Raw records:
----------

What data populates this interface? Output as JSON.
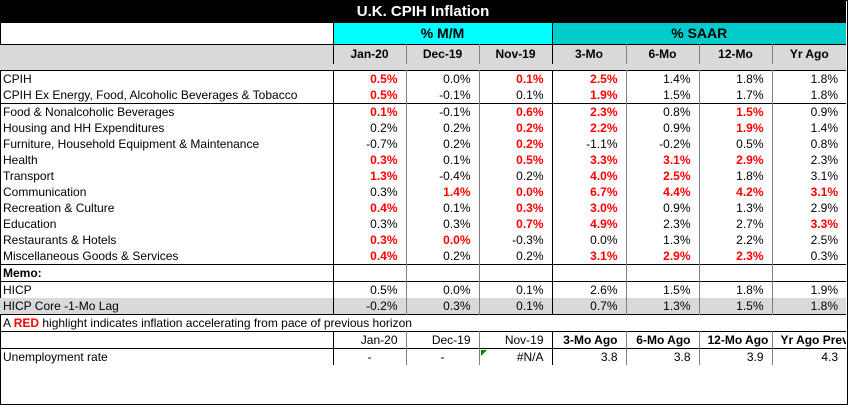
{
  "title": "U.K. CPIH Inflation",
  "groups": {
    "mm": "% M/M",
    "saar": "% SAAR"
  },
  "columns": [
    "Jan-20",
    "Dec-19",
    "Nov-19",
    "3-Mo",
    "6-Mo",
    "12-Mo",
    "Yr Ago"
  ],
  "rows": [
    {
      "label": "CPIH",
      "cells": [
        {
          "v": "0.5%",
          "red": true
        },
        {
          "v": "0.0%",
          "red": false
        },
        {
          "v": "0.1%",
          "red": true
        },
        {
          "v": "2.5%",
          "red": true
        },
        {
          "v": "1.4%",
          "red": false
        },
        {
          "v": "1.8%",
          "red": false
        },
        {
          "v": "1.8%",
          "red": false
        }
      ]
    },
    {
      "label": "CPIH Ex Energy, Food, Alcoholic Beverages & Tobacco",
      "cells": [
        {
          "v": "0.5%",
          "red": true
        },
        {
          "v": "-0.1%",
          "red": false
        },
        {
          "v": "0.1%",
          "red": false
        },
        {
          "v": "1.9%",
          "red": true
        },
        {
          "v": "1.5%",
          "red": false
        },
        {
          "v": "1.7%",
          "red": false
        },
        {
          "v": "1.8%",
          "red": false
        }
      ]
    },
    {
      "label": "Food & Nonalcoholic Beverages",
      "cells": [
        {
          "v": "0.1%",
          "red": true
        },
        {
          "v": "-0.1%",
          "red": false
        },
        {
          "v": "0.6%",
          "red": true
        },
        {
          "v": "2.3%",
          "red": true
        },
        {
          "v": "0.8%",
          "red": false
        },
        {
          "v": "1.5%",
          "red": true
        },
        {
          "v": "0.9%",
          "red": false
        }
      ]
    },
    {
      "label": "Housing and HH Expenditures",
      "cells": [
        {
          "v": "0.2%",
          "red": false
        },
        {
          "v": "0.2%",
          "red": false
        },
        {
          "v": "0.2%",
          "red": true
        },
        {
          "v": "2.2%",
          "red": true
        },
        {
          "v": "0.9%",
          "red": false
        },
        {
          "v": "1.9%",
          "red": true
        },
        {
          "v": "1.4%",
          "red": false
        }
      ]
    },
    {
      "label": "Furniture, Household Equipment & Maintenance",
      "cells": [
        {
          "v": "-0.7%",
          "red": false
        },
        {
          "v": "0.2%",
          "red": false
        },
        {
          "v": "0.2%",
          "red": true
        },
        {
          "v": "-1.1%",
          "red": false
        },
        {
          "v": "-0.2%",
          "red": false
        },
        {
          "v": "0.5%",
          "red": false
        },
        {
          "v": "0.8%",
          "red": false
        }
      ]
    },
    {
      "label": "Health",
      "cells": [
        {
          "v": "0.3%",
          "red": true
        },
        {
          "v": "0.1%",
          "red": false
        },
        {
          "v": "0.5%",
          "red": true
        },
        {
          "v": "3.3%",
          "red": true
        },
        {
          "v": "3.1%",
          "red": true
        },
        {
          "v": "2.9%",
          "red": true
        },
        {
          "v": "2.3%",
          "red": false
        }
      ]
    },
    {
      "label": "Transport",
      "cells": [
        {
          "v": "1.3%",
          "red": true
        },
        {
          "v": "-0.4%",
          "red": false
        },
        {
          "v": "0.2%",
          "red": false
        },
        {
          "v": "4.0%",
          "red": true
        },
        {
          "v": "2.5%",
          "red": true
        },
        {
          "v": "1.8%",
          "red": false
        },
        {
          "v": "3.1%",
          "red": false
        }
      ]
    },
    {
      "label": "Communication",
      "cells": [
        {
          "v": "0.3%",
          "red": false
        },
        {
          "v": "1.4%",
          "red": true
        },
        {
          "v": "0.0%",
          "red": true
        },
        {
          "v": "6.7%",
          "red": true
        },
        {
          "v": "4.4%",
          "red": true
        },
        {
          "v": "4.2%",
          "red": true
        },
        {
          "v": "3.1%",
          "red": true
        }
      ]
    },
    {
      "label": "Recreation & Culture",
      "cells": [
        {
          "v": "0.4%",
          "red": true
        },
        {
          "v": "0.1%",
          "red": false
        },
        {
          "v": "0.3%",
          "red": true
        },
        {
          "v": "3.0%",
          "red": true
        },
        {
          "v": "0.9%",
          "red": false
        },
        {
          "v": "1.3%",
          "red": false
        },
        {
          "v": "2.9%",
          "red": false
        }
      ]
    },
    {
      "label": "Education",
      "cells": [
        {
          "v": "0.3%",
          "red": false
        },
        {
          "v": "0.3%",
          "red": false
        },
        {
          "v": "0.7%",
          "red": true
        },
        {
          "v": "4.9%",
          "red": true
        },
        {
          "v": "2.3%",
          "red": false
        },
        {
          "v": "2.7%",
          "red": false
        },
        {
          "v": "3.3%",
          "red": true
        }
      ]
    },
    {
      "label": "Restaurants & Hotels",
      "cells": [
        {
          "v": "0.3%",
          "red": true
        },
        {
          "v": "0.0%",
          "red": true
        },
        {
          "v": "-0.3%",
          "red": false
        },
        {
          "v": "0.0%",
          "red": false
        },
        {
          "v": "1.3%",
          "red": false
        },
        {
          "v": "2.2%",
          "red": false
        },
        {
          "v": "2.5%",
          "red": false
        }
      ]
    },
    {
      "label": "Miscellaneous Goods & Services",
      "cells": [
        {
          "v": "0.4%",
          "red": true
        },
        {
          "v": "0.2%",
          "red": false
        },
        {
          "v": "0.2%",
          "red": false
        },
        {
          "v": "3.1%",
          "red": true
        },
        {
          "v": "2.9%",
          "red": true
        },
        {
          "v": "2.3%",
          "red": true
        },
        {
          "v": "0.3%",
          "red": false
        }
      ]
    }
  ],
  "memo": {
    "label": "Memo:",
    "rows": [
      {
        "label": "HICP",
        "cells": [
          "0.5%",
          "0.0%",
          "0.1%",
          "2.6%",
          "1.5%",
          "1.8%",
          "1.9%"
        ]
      },
      {
        "label": "HICP Core -1-Mo Lag",
        "cells": [
          "-0.2%",
          "0.3%",
          "0.1%",
          "0.7%",
          "1.3%",
          "1.5%",
          "1.8%"
        ]
      }
    ]
  },
  "note": {
    "prefix": "A ",
    "red_word": "RED",
    "suffix": " highlight indicates inflation accelerating from pace of previous horizon"
  },
  "unemployment": {
    "headers": [
      "Jan-20",
      "Dec-19",
      "Nov-19",
      "3-Mo Ago",
      "6-Mo Ago",
      "12-Mo Ago",
      "Yr Ago Prev"
    ],
    "label": "Unemployment rate",
    "cells": [
      "-",
      "-",
      "#N/A",
      "3.8",
      "3.8",
      "3.9",
      "4.3"
    ]
  },
  "colors": {
    "title_bg": "#000000",
    "mm_header": "#00ffff",
    "saar_header": "#00cccc",
    "gray": "#d9d9d9",
    "red": "#ff0000"
  }
}
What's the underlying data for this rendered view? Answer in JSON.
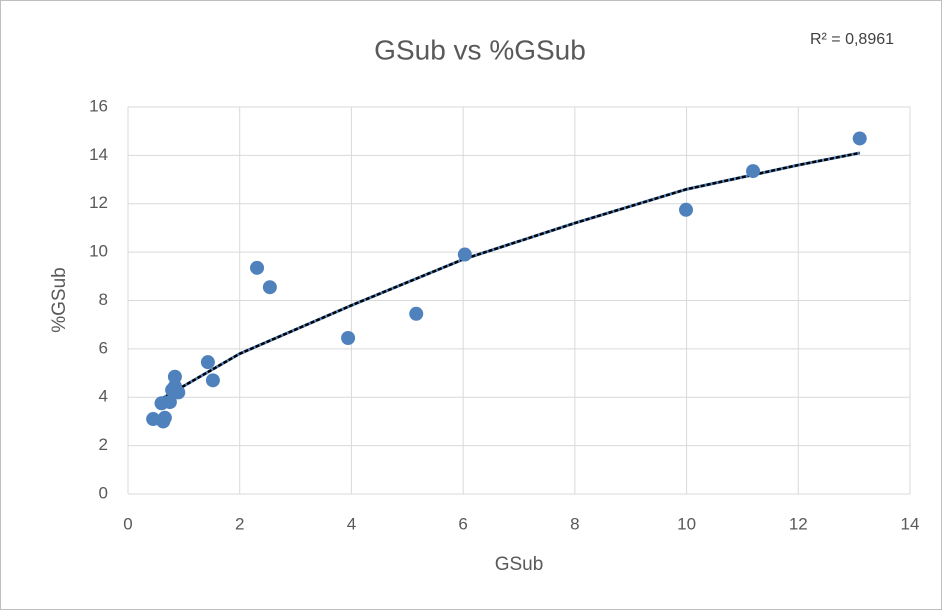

----------

■ To do
Copy the entries exactly. Leave out the images.

■ The result
What data populates this interface? Output as JSON.
{
  "title": "U.K. CPIH Inflation",
  "groups": {
    "mm": "% M/M",
    "saar": "% SAAR"
  },
  "columns": [
    "Jan-20",
    "Dec-19",
    "Nov-19",
    "3-Mo",
    "6-Mo",
    "12-Mo",
    "Yr Ago"
  ],
  "rows": [
    {
      "label": "CPIH",
      "cells": [
        {
          "v": "0.5%",
          "red": true
        },
        {
          "v": "0.0%",
          "red": false
        },
        {
          "v": "0.1%",
          "red": true
        },
        {
          "v": "2.5%",
          "red": true
        },
        {
          "v": "1.4%",
          "red": false
        },
        {
          "v": "1.8%",
          "red": false
        },
        {
          "v": "1.8%",
          "red": false
        }
      ]
    },
    {
      "label": "CPIH Ex Energy, Food, Alcoholic Beverages & Tobacco",
      "cells": [
        {
          "v": "0.5%",
          "red": true
        },
        {
          "v": "-0.1%",
          "red": false
        },
        {
          "v": "0.1%",
          "red": false
        },
        {
          "v": "1.9%",
          "red": true
        },
        {
          "v": "1.5%",
          "red": false
        },
        {
          "v": "1.7%",
          "red": false
        },
        {
          "v": "1.8%",
          "red": false
        }
      ]
    },
    {
      "label": "Food & Nonalcoholic Beverages",
      "cells": [
        {
          "v": "0.1%",
          "red": true
        },
        {
          "v": "-0.1%",
          "red": false
        },
        {
          "v": "0.6%",
          "red": true
        },
        {
          "v": "2.3%",
          "red": true
        },
        {
          "v": "0.8%",
          "red": false
        },
        {
          "v": "1.5%",
          "red": true
        },
        {
          "v": "0.9%",
          "red": false
        }
      ]
    },
    {
      "label": "Housing and HH Expenditures",
      "cells": [
        {
          "v": "0.2%",
          "red": false
        },
        {
          "v": "0.2%",
          "red": false
        },
        {
          "v": "0.2%",
          "red": true
        },
        {
          "v": "2.2%",
          "red": true
        },
        {
          "v": "0.9%",
          "red": false
        },
        {
          "v": "1.9%",
          "red": true
        },
        {
          "v": "1.4%",
          "red": false
        }
      ]
    },
    {
      "label": "Furniture, Household Equipment & Maintenance",
      "cells": [
        {
          "v": "-0.7%",
          "red": false
        },
        {
          "v": "0.2%",
          "red": false
        },
        {
          "v": "0.2%",
          "red": true
        },
        {
          "v": "-1.1%",
          "red": false
        },
        {
          "v": "-0.2%",
          "red": false
        },
        {
          "v": "0.5%",
          "red": false
        },
        {
          "v": "0.8%",
          "red": false
        }
      ]
    },
    {
      "label": "Health",
      "cells": [
        {
          "v": "0.3%",
          "red": true
        },
        {
          "v": "0.1%",
          "red": false
        },
        {
          "v": "0.5%",
          "red": true
        },
        {
          "v": "3.3%",
          "red": true
        },
        {
          "v": "3.1%",
          "red": true
        },
        {
          "v": "2.9%",
          "red": true
        },
        {
          "v": "2.3%",
          "red": false
        }
      ]
    },
    {
      "label": "Transport",
      "cells": [
        {
          "v": "1.3%",
          "red": true
        },
        {
          "v": "-0.4%",
          "red": false
        },
        {
          "v": "0.2%",
          "red": false
        },
        {
          "v": "4.0%",
          "red": true
        },
        {
          "v": "2.5%",
          "red": true
        },
        {
          "v": "1.8%",
          "red": false
        },
        {
          "v": "3.1%",
          "red": false
        }
      ]
    },
    {
      "label": "Communication",
      "cells": [
        {
          "v": "0.3%",
          "red": false
        },
        {
          "v": "1.4%",
          "red": true
        },
        {
          "v": "0.0%",
          "red": true
        },
        {
          "v": "6.7%",
          "red": true
        },
        {
          "v": "4.4%",
          "red": true
        },
        {
          "v": "4.2%",
          "red": true
        },
        {
          "v": "3.1%",
          "red": true
        }
      ]
    },
    {
      "label": "Recreation & Culture",
      "cells": [
        {
          "v": "0.4%",
          "red": true
        },
        {
          "v": "0.1%",
          "red": false
        },
        {
          "v": "0.3%",
          "red": true
        },
        {
          "v": "3.0%",
          "red": true
        },
        {
          "v": "0.9%",
          "red": false
        },
        {
          "v": "1.3%",
          "red": false
        },
        {
          "v": "2.9%",
          "red": false
        }
      ]
    },
    {
      "label": "Education",
      "cells": [
        {
          "v": "0.3%",
          "red": false
        },
        {
          "v": "0.3%",
          "red": false
        },
        {
          "v": "0.7%",
          "red": true
        },
        {
          "v": "4.9%",
          "red": true
        },
        {
          "v": "2.3%",
          "red": false
        },
        {
          "v": "2.7%",
          "red": false
        },
        {
          "v": "3.3%",
          "red": true
        }
      ]
    },
    {
      "label": "Restaurants & Hotels",
      "cells": [
        {
          "v": "0.3%",
          "red": true
        },
        {
          "v": "0.0%",
          "red": true
        },
        {
          "v": "-0.3%",
          "red": false
        },
        {
          "v": "0.0%",
          "red": false
        },
        {
          "v": "1.3%",
          "red": false
        },
        {
          "v": "2.2%",
          "red": false
        },
        {
          "v": "2.5%",
          "red": false
        }
      ]
    },
    {
      "label": "Miscellaneous Goods & Services",
      "cells": [
        {
          "v": "0.4%",
          "red": true
        },
        {
          "v": "0.2%",
          "red": false
        },
        {
          "v": "0.2%",
          "red": false
        },
        {
          "v": "3.1%",
          "red": true
        },
        {
          "v": "2.9%",
          "red": true
        },
        {
          "v": "2.3%",
          "red": true
        },
        {
          "v": "0.3%",
          "red": false
        }
      ]
    }
  ],
  "memo": {
    "label": "Memo:",
    "rows": [
      {
        "label": "HICP",
        "cells": [
          "0.5%",
          "0.0%",
          "0.1%",
          "2.6%",
          "1.5%",
          "1.8%",
          "1.9%"
        ]
      },
      {
        "label": "HICP Core -1-Mo Lag",
        "cells": [
          "-0.2%",
          "0.3%",
          "0.1%",
          "0.7%",
          "1.3%",
          "1.5%",
          "1.8%"
        ]
      }
    ]
  },
  "note": {
    "prefix": "A ",
    "red_word": "RED",
    "suffix": " highlight indicates inflation accelerating from pace of previous horizon"
  },
  "unemployment": {
    "headers": [
      "Jan-20",
      "Dec-19",
      "Nov-19",
      "3-Mo Ago",
      "6-Mo Ago",
      "12-Mo Ago",
      "Yr Ago Prev"
    ],
    "label": "Unemployment rate",
    "cells": [
      "-",
      "-",
      "#N/A",
      "3.8",
      "3.8",
      "3.9",
      "4.3"
    ]
  },
  "colors": {
    "title_bg": "#000000",
    "mm_header": "#00ffff",
    "saar_header": "#00cccc",
    "gray": "#d9d9d9",
    "red": "#ff0000"
  }
}
What's the underlying data for this rendered view? Answer in JSON.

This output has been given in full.